Instruction :: Below is some material; set it all down exactly, apart from the pictures.

━━ Dataset records

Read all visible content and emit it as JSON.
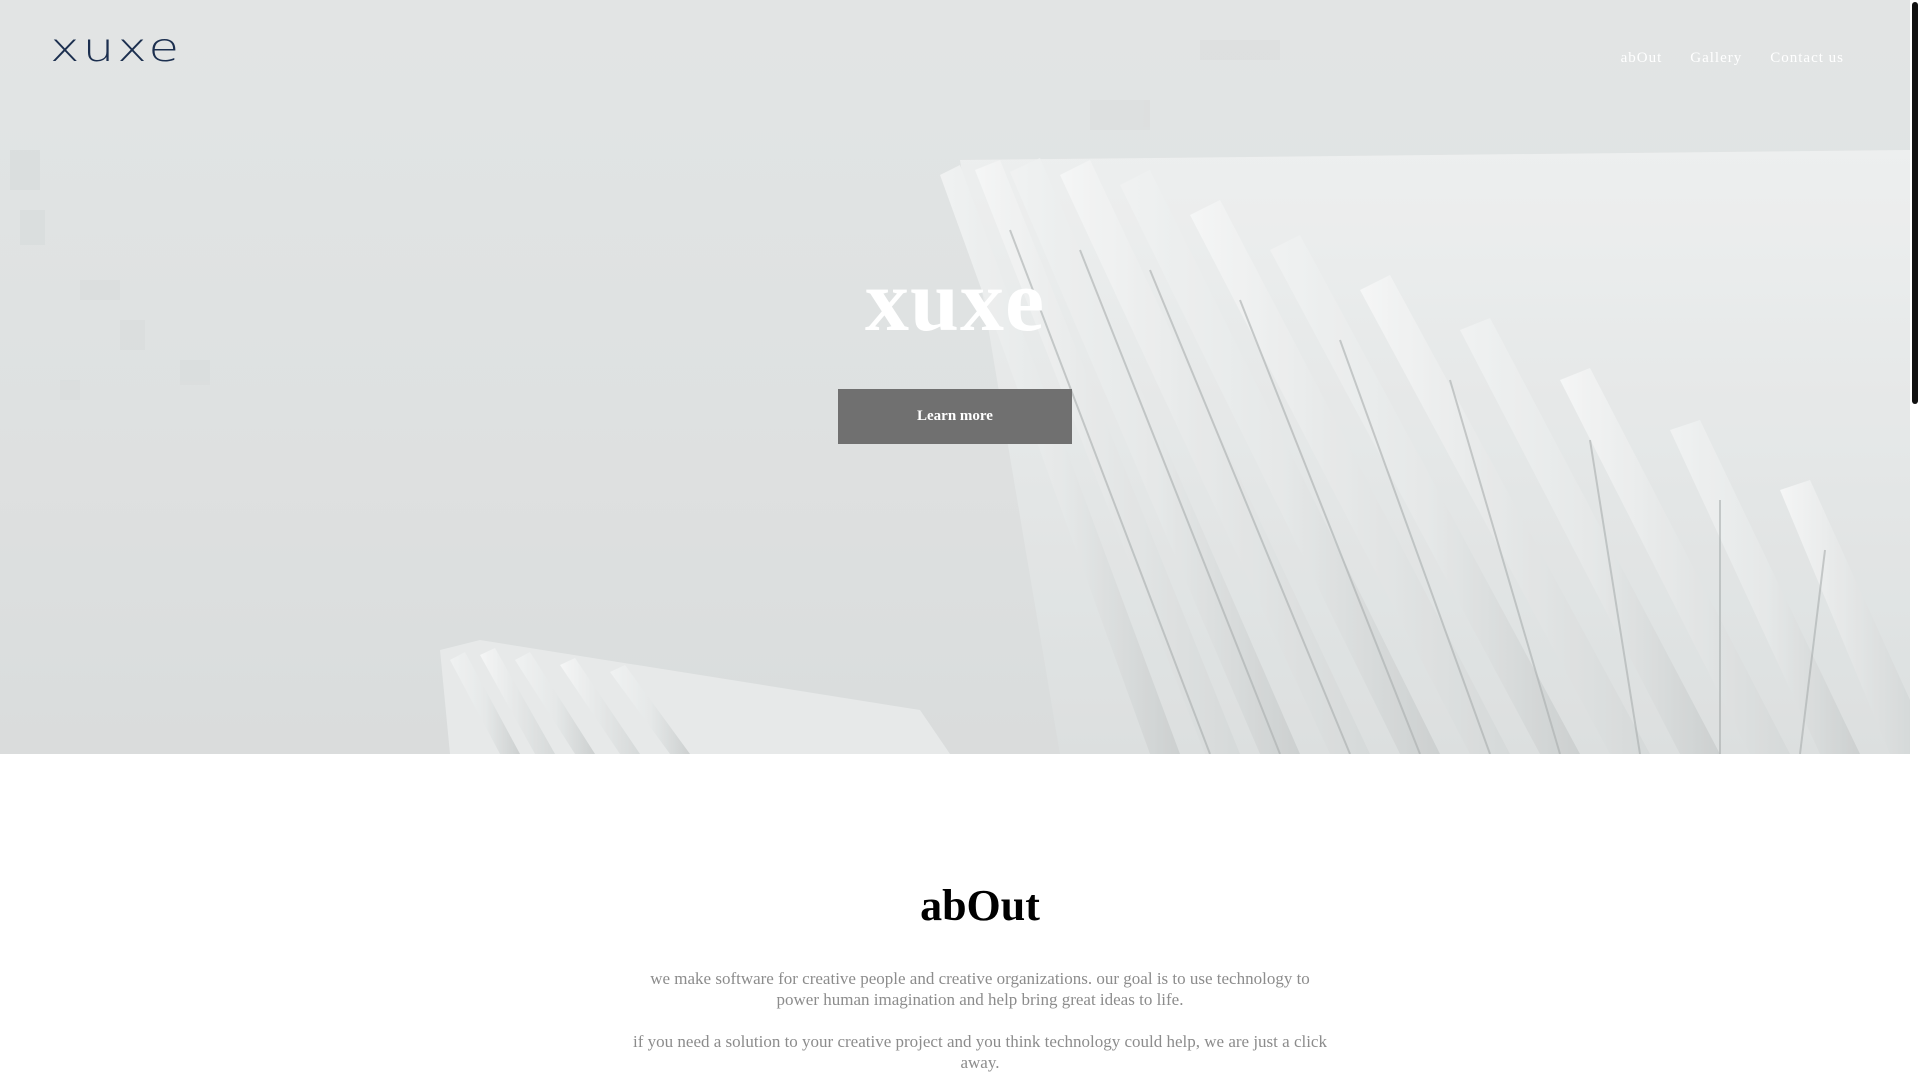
{
  "header": {
    "logo": "xuxe",
    "nav": [
      {
        "label": "abOut"
      },
      {
        "label": "Gallery"
      },
      {
        "label": "Contact us"
      }
    ]
  },
  "hero": {
    "title": "xuxe",
    "cta_label": "Learn more",
    "background": "white architectural fins photograph"
  },
  "about": {
    "title": "abOut",
    "paragraphs": [
      "we make software for creative people and creative organizations. our goal is to use technology to power human imagination and help bring great ideas to life.",
      "if you need a solution to your creative project and you think technology could help, we are just a click away."
    ]
  },
  "colors": {
    "logo": "#1c2f4f",
    "cta_bg": "#707070",
    "body_text": "#8c8c8c"
  }
}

━━━━

The result ::
Read all visible content and emit it as JSON.
{
  "header": {
    "logo": "xuxe",
    "nav": [
      {
        "label": "abOut"
      },
      {
        "label": "Gallery"
      },
      {
        "label": "Contact us"
      }
    ]
  },
  "hero": {
    "title": "xuxe",
    "cta_label": "Learn more",
    "background": "white architectural fins photograph"
  },
  "about": {
    "title": "abOut",
    "paragraphs": [
      "we make software for creative people and creative organizations. our goal is to use technology to power human imagination and help bring great ideas to life.",
      "if you need a solution to your creative project and you think technology could help, we are just a click away."
    ]
  },
  "colors": {
    "logo": "#1c2f4f",
    "cta_bg": "#707070",
    "body_text": "#8c8c8c"
  }
}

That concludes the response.